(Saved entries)
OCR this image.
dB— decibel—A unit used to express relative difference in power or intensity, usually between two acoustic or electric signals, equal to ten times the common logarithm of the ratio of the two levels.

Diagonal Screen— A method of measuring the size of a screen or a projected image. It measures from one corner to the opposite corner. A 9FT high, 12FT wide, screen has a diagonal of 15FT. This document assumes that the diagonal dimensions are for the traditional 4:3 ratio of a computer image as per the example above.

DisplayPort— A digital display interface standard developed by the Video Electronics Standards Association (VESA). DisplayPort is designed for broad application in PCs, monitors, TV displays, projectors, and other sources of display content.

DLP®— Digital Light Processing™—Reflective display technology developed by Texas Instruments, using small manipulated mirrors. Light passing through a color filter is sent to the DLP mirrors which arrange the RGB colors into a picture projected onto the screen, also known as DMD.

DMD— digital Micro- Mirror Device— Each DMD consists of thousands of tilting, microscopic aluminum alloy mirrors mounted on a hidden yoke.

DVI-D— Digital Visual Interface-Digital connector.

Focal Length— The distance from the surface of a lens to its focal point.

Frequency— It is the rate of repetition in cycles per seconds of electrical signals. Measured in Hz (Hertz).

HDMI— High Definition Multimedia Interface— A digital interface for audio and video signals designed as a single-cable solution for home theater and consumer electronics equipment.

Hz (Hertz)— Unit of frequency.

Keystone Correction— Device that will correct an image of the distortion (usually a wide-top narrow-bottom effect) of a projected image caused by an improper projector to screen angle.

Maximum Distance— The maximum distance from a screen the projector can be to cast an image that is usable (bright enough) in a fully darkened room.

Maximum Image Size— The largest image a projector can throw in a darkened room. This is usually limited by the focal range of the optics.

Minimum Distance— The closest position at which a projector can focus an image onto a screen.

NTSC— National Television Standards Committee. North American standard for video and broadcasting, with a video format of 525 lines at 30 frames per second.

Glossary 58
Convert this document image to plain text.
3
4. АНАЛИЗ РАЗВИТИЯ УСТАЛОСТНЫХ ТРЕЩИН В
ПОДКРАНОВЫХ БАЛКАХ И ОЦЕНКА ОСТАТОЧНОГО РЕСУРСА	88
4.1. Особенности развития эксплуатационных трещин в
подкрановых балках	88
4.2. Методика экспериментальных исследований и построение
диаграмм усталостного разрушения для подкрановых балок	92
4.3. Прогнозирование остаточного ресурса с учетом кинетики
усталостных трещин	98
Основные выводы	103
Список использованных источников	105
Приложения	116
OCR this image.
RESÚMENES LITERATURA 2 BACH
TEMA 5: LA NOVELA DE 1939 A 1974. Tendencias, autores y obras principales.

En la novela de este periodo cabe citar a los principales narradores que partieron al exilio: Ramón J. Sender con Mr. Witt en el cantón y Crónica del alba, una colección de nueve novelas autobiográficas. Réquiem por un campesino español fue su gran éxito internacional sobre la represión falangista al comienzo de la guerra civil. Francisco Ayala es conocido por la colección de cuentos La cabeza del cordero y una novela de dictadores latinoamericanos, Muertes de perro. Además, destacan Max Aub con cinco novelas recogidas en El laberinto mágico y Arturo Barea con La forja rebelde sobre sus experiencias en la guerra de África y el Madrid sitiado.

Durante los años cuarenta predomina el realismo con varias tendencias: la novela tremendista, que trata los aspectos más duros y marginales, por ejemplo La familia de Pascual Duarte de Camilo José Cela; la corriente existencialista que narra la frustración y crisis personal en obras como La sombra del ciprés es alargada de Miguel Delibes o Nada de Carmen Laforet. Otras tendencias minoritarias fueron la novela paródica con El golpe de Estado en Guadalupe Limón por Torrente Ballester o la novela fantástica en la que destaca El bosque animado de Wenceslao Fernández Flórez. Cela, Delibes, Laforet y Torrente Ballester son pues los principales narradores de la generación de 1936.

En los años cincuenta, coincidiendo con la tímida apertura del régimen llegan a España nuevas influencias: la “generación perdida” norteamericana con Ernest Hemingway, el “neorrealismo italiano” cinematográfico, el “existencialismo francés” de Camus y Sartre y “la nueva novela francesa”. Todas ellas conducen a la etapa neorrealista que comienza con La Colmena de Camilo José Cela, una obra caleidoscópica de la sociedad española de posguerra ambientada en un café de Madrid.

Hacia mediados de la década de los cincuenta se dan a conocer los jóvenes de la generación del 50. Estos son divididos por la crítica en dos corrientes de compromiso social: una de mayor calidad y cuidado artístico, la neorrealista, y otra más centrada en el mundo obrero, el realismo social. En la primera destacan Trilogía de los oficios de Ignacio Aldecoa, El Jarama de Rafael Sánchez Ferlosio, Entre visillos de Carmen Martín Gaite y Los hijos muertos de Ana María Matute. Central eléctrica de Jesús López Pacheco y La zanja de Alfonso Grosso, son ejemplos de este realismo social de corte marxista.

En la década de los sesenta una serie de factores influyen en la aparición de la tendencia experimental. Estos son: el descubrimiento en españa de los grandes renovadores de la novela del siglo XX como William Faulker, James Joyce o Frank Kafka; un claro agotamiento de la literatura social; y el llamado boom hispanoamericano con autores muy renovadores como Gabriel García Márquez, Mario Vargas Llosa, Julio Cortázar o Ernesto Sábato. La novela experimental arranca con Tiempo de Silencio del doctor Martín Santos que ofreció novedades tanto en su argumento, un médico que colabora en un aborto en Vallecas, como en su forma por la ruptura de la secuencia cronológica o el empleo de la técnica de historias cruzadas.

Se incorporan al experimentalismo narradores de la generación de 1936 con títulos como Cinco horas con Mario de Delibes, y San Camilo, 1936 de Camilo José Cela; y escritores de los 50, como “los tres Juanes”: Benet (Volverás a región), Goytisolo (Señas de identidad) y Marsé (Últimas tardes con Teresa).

SET PROBLEM: Print all of the entries exactly as they are written.

EXERCISE ANSWER:
OCR this image.
dB— decibel—A unit used to express relative difference in power or intensity, usually between two acoustic or electric signals, equal to ten times the common logarithm of the ratio of the two levels.

Diagonal Screen— A method of measuring the size of a screen or a projected image. It measures from one corner to the opposite corner. A 9FT high, 12FT wide, screen has a diagonal of 15FT. This document assumes that the diagonal dimensions are for the traditional 4:3 ratio of a computer image as per the example above.

DisplayPort— A digital display interface standard developed by the Video Electronics Standards Association (VESA). DisplayPort is designed for broad application in PCs, monitors, TV displays, projectors, and other sources of display content.

DLP®— Digital Light Processing™—Reflective display technology developed by Texas Instruments, using small manipulated mirrors. Light passing through a color filter is sent to the DLP mirrors which arrange the RGB colors into a picture projected onto the screen, also known as DMD.

DMD— digital Micro- Mirror Device— Each DMD consists of thousands of tilting, microscopic aluminum alloy mirrors mounted on a hidden yoke.

DVI-D— Digital Visual Interface-Digital connector.

Focal Length— The distance from the surface of a lens to its focal point.

Frequency— It is the rate of repetition in cycles per seconds of electrical signals. Measured in Hz (Hertz).

HDMI— High Definition Multimedia Interface— A digital interface for audio and video signals designed as a single-cable solution for home theater and consumer electronics equipment.

Hz (Hertz)— Unit of frequency.

Keystone Correction— Device that will correct an image of the distortion (usually a wide-top narrow-bottom effect) of a projected image caused by an improper projector to screen angle.

Maximum Distance— The maximum distance from a screen the projector can be to cast an image that is usable (bright enough) in a fully darkened room.

Maximum Image Size— The largest image a projector can throw in a darkened room. This is usually limited by the focal range of the optics.

Minimum Distance— The closest position at which a projector can focus an image onto a screen.

NTSC— National Television Standards Committee. North American standard for video and broadcasting, with a video format of 525 lines at 30 frames per second.

Glossary 58
Convert this document image to plain text.
3
4. АНАЛИЗ РАЗВИТИЯ УСТАЛОСТНЫХ ТРЕЩИН В
ПОДКРАНОВЫХ БАЛКАХ И ОЦЕНКА ОСТАТОЧНОГО РЕСУРСА	88
4.1. Особенности развития эксплуатационных трещин в
подкрановых балках	88
4.2. Методика экспериментальных исследований и построение
диаграмм усталостного разрушения для подкрановых балок	92
4.3. Прогнозирование остаточного ресурса с учетом кинетики
усталостных трещин	98
Основные выводы	103
Список использованных источников	105
Приложения	116
OCR this image.
RESÚMENES LITERATURA 2 BACH
TEMA 5: LA NOVELA DE 1939 A 1974. Tendencias, autores y obras principales.

En la novela de este periodo cabe citar a los principales narradores que partieron al exilio: Ramón J. Sender con Mr. Witt en el cantón y Crónica del alba, una colección de nueve novelas autobiográficas. Réquiem por un campesino español fue su gran éxito internacional sobre la represión falangista al comienzo de la guerra civil. Francisco Ayala es conocido por la colección de cuentos La cabeza del cordero y una novela de dictadores latinoamericanos, Muertes de perro. Además, destacan Max Aub con cinco novelas recogidas en El laberinto mágico y Arturo Barea con La forja rebelde sobre sus experiencias en la guerra de África y el Madrid sitiado.

Durante los años cuarenta predomina el realismo con varias tendencias: la novela tremendista, que trata los aspectos más duros y marginales, por ejemplo La familia de Pascual Duarte de Camilo José Cela; la corriente existencialista que narra la frustración y crisis personal en obras como La sombra del ciprés es alargada de Miguel Delibes o Nada de Carmen Laforet. Otras tendencias minoritarias fueron la novela paródica con El golpe de Estado en Guadalupe Limón por Torrente Ballester o la novela fantástica en la que destaca El bosque animado de Wenceslao Fernández Flórez. Cela, Delibes, Laforet y Torrente Ballester son pues los principales narradores de la generación de 1936.

En los años cincuenta, coincidiendo con la tímida apertura del régimen llegan a España nuevas influencias: la “generación perdida” norteamericana con Ernest Hemingway, el “neorrealismo italiano” cinematográfico, el “existencialismo francés” de Camus y Sartre y “la nueva novela francesa”. Todas ellas conducen a la etapa neorrealista que comienza con La Colmena de Camilo José Cela, una obra caleidoscópica de la sociedad española de posguerra ambientada en un café de Madrid.

Hacia mediados de la década de los cincuenta se dan a conocer los jóvenes de la generación del 50. Estos son divididos por la crítica en dos corrientes de compromiso social: una de mayor calidad y cuidado artístico, la neorrealista, y otra más centrada en el mundo obrero, el realismo social. En la primera destacan Trilogía de los oficios de Ignacio Aldecoa, El Jarama de Rafael Sánchez Ferlosio, Entre visillos de Carmen Martín Gaite y Los hijos muertos de Ana María Matute. Central eléctrica de Jesús López Pacheco y La zanja de Alfonso Grosso, son ejemplos de este realismo social de corte marxista.

En la década de los sesenta una serie de factores influyen en la aparición de la tendencia experimental. Estos son: el descubrimiento en españa de los grandes renovadores de la novela del siglo XX como William Faulker, James Joyce o Frank Kafka; un claro agotamiento de la literatura social; y el llamado boom hispanoamericano con autores muy renovadores como Gabriel García Márquez, Mario Vargas Llosa, Julio Cortázar o Ernesto Sábato. La novela experimental arranca con Tiempo de Silencio del doctor Martín Santos que ofreció novedades tanto en su argumento, un médico que colabora en un aborto en Vallecas, como en su forma por la ruptura de la secuencia cronológica o el empleo de la técnica de historias cruzadas.

Se incorporan al experimentalismo narradores de la generación de 1936 con títulos como Cinco horas con Mario de Delibes, y San Camilo, 1936 de Camilo José Cela; y escritores de los 50, como “los tres Juanes”: Benet (Volverás a región), Goytisolo (Señas de identidad) y Marsé (Últimas tardes con Teresa).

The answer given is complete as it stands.